Find the string "services" in the data, then copy every line where it is found.

━━━━━ Exercise material

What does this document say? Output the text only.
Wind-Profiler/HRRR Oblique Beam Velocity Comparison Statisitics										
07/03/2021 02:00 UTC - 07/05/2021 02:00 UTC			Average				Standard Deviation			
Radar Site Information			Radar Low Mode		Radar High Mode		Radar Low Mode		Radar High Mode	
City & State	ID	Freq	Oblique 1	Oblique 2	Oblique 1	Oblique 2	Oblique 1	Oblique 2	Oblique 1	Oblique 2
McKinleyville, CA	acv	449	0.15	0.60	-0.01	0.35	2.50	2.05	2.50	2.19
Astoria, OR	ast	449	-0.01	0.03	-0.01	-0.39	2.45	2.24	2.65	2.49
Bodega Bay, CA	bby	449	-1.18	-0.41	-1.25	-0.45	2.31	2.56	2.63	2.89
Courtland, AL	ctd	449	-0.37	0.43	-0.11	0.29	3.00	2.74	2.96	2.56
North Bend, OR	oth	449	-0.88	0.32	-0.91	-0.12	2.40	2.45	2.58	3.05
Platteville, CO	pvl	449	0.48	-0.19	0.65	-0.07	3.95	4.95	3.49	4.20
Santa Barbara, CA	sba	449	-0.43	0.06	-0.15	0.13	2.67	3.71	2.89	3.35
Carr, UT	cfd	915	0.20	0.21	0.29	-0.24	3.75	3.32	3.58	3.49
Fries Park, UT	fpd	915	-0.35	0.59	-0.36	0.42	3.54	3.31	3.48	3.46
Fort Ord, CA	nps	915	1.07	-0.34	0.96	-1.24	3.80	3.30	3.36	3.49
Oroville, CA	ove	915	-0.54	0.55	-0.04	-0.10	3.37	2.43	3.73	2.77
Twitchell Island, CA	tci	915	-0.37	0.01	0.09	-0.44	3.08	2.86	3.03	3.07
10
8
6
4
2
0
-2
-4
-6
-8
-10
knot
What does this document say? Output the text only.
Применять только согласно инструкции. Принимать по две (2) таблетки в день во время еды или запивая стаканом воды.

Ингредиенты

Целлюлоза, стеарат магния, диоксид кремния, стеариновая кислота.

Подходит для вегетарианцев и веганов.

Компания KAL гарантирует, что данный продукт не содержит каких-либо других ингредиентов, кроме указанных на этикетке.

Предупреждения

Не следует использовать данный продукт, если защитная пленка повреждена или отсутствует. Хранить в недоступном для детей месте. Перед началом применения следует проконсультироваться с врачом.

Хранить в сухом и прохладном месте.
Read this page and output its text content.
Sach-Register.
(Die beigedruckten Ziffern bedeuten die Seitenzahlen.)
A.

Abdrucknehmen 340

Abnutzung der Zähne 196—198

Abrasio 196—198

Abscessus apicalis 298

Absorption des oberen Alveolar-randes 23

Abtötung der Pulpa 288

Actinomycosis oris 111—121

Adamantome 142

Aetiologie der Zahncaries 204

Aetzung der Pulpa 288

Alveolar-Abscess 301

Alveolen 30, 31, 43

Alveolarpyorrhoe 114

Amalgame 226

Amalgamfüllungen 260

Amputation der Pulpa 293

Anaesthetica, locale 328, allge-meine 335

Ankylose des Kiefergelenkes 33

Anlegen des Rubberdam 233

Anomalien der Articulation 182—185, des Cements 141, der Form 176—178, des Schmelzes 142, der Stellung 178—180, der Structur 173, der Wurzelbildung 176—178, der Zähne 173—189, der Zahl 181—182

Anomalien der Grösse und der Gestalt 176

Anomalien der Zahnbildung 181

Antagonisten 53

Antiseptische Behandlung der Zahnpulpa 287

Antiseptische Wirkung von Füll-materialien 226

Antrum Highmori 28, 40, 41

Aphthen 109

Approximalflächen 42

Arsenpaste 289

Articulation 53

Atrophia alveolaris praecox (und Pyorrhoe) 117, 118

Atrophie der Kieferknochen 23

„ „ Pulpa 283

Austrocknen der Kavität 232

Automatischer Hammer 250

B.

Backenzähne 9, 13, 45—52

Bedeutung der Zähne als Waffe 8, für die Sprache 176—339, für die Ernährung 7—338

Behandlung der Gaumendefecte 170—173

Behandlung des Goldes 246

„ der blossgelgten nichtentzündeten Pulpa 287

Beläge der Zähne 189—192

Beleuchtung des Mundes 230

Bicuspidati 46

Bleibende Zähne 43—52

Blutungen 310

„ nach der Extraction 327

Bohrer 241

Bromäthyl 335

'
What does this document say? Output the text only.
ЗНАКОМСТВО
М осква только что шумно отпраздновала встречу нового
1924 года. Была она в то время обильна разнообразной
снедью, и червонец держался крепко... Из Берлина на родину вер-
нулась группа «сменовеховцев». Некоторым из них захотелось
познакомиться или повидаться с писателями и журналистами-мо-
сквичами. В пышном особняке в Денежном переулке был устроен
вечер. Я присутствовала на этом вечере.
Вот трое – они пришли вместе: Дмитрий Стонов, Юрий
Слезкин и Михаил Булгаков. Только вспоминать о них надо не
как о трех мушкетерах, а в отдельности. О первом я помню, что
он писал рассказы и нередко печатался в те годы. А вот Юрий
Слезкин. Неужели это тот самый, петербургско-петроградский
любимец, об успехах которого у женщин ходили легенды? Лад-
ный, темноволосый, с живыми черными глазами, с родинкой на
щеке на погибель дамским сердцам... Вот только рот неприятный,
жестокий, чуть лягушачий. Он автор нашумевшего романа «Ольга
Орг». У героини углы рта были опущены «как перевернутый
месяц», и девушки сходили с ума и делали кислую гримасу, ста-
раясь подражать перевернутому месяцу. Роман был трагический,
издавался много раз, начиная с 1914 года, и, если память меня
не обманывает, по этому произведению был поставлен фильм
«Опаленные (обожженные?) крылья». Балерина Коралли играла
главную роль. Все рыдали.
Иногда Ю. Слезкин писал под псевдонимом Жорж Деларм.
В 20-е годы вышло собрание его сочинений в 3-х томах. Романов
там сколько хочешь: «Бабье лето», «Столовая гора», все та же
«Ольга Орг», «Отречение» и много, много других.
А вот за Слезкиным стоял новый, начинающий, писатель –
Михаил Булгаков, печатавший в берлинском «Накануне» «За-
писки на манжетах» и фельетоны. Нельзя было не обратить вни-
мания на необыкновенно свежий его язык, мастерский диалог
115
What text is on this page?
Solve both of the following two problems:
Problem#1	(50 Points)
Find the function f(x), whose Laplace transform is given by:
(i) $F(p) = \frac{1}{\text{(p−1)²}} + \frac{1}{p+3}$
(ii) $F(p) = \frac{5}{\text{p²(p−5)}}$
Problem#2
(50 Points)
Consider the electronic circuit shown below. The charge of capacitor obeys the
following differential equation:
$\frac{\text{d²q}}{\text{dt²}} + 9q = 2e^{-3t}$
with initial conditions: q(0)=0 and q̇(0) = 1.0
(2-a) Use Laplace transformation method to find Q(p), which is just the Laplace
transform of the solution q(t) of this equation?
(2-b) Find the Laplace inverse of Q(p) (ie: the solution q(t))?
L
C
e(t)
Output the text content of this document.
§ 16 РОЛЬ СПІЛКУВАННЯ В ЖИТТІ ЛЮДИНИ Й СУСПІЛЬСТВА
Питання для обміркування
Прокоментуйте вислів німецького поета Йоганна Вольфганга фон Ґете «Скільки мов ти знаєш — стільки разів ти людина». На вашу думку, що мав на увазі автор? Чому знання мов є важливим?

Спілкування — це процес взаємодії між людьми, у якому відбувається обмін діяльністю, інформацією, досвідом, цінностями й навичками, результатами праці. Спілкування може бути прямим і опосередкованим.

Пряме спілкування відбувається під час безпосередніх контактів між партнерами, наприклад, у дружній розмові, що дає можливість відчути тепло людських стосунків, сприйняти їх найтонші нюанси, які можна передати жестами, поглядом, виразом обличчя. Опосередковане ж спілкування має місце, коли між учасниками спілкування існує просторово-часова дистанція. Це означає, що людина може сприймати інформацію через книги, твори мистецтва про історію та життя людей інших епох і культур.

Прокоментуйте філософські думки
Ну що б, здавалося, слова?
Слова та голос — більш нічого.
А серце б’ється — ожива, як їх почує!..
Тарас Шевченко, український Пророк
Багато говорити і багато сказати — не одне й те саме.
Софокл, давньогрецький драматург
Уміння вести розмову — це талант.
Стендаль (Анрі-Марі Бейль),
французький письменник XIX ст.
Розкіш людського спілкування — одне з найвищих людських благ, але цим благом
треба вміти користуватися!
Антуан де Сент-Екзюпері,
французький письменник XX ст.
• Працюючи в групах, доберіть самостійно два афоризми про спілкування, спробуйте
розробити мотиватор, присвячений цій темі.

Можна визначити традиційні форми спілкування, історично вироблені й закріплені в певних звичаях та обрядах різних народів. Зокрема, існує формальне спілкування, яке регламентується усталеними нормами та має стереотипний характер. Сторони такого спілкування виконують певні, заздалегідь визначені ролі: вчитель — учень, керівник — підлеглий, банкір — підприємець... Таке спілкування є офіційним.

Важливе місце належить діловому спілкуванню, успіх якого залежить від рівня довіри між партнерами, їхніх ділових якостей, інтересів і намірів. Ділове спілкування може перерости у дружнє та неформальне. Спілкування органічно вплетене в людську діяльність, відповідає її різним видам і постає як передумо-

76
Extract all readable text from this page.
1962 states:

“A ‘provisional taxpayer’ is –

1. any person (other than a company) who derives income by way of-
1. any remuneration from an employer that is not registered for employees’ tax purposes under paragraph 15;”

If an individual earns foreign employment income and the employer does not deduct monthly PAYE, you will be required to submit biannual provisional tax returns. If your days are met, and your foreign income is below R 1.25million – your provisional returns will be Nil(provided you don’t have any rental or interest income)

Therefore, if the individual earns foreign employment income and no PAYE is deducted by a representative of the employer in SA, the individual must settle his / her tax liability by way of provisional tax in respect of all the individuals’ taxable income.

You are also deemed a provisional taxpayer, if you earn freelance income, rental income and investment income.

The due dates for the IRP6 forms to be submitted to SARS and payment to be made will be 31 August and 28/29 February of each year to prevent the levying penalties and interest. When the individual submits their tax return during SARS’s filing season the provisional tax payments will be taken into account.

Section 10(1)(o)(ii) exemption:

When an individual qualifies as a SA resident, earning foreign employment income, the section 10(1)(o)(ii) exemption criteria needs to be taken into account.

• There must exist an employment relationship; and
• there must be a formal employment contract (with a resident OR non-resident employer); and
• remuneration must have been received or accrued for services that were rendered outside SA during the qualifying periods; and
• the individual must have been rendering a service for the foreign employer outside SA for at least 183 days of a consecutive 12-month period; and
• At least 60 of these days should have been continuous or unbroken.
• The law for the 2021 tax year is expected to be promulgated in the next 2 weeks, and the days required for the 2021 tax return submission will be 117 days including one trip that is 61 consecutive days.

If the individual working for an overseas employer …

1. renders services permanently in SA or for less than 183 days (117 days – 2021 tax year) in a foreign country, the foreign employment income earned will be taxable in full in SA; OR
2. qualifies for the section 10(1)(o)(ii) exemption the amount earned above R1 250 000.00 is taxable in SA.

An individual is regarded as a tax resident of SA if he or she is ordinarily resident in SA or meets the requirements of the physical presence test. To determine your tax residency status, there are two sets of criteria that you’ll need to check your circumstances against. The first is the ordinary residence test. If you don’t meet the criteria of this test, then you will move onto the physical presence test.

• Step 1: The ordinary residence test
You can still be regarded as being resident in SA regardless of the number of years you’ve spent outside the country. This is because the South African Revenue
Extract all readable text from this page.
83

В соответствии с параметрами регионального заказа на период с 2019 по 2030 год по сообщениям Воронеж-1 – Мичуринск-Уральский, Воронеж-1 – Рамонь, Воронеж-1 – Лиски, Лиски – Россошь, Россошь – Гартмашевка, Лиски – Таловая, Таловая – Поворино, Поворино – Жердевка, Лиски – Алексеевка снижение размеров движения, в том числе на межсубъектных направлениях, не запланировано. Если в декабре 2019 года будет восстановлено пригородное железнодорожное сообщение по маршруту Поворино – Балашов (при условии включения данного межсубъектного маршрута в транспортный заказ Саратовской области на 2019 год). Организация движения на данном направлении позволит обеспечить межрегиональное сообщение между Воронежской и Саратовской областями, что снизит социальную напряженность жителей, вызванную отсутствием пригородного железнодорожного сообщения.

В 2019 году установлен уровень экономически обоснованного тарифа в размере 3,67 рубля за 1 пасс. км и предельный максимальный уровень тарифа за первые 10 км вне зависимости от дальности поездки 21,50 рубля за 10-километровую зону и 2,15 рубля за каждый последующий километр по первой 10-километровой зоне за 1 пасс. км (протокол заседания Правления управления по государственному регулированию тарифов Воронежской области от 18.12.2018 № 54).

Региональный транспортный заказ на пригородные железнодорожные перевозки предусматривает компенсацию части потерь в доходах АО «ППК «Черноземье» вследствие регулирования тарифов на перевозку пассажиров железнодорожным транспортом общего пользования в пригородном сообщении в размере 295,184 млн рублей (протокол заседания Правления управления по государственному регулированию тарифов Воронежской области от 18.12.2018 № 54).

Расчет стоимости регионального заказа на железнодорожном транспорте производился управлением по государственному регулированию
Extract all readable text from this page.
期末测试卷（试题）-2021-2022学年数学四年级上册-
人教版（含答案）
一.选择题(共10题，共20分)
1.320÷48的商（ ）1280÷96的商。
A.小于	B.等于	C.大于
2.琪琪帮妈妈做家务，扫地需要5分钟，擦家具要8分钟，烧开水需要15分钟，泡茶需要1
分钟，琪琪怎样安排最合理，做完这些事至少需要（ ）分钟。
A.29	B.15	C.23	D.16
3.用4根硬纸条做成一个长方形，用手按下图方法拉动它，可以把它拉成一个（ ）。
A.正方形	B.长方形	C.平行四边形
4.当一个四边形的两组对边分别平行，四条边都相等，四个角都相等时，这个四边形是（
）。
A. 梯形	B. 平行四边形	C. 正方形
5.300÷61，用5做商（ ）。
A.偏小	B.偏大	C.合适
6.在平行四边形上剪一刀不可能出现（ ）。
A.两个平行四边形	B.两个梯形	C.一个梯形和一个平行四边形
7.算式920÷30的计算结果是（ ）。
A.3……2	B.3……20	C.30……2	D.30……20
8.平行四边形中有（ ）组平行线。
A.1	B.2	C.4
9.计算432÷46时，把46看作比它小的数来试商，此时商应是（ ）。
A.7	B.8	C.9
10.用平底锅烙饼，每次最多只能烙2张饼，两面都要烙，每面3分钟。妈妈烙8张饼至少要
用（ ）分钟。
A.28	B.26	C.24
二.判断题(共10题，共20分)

━━━━━━━━━━

**Output of the exercise:**
• remuneration must have been received or accrued for services that were rendered outside SA during the qualifying periods; and
1. renders services permanently in SA or for less than 183 days (117 days – 2021 tax year) in a foreign country, the foreign employment income earned will be taxable in full in SA; OR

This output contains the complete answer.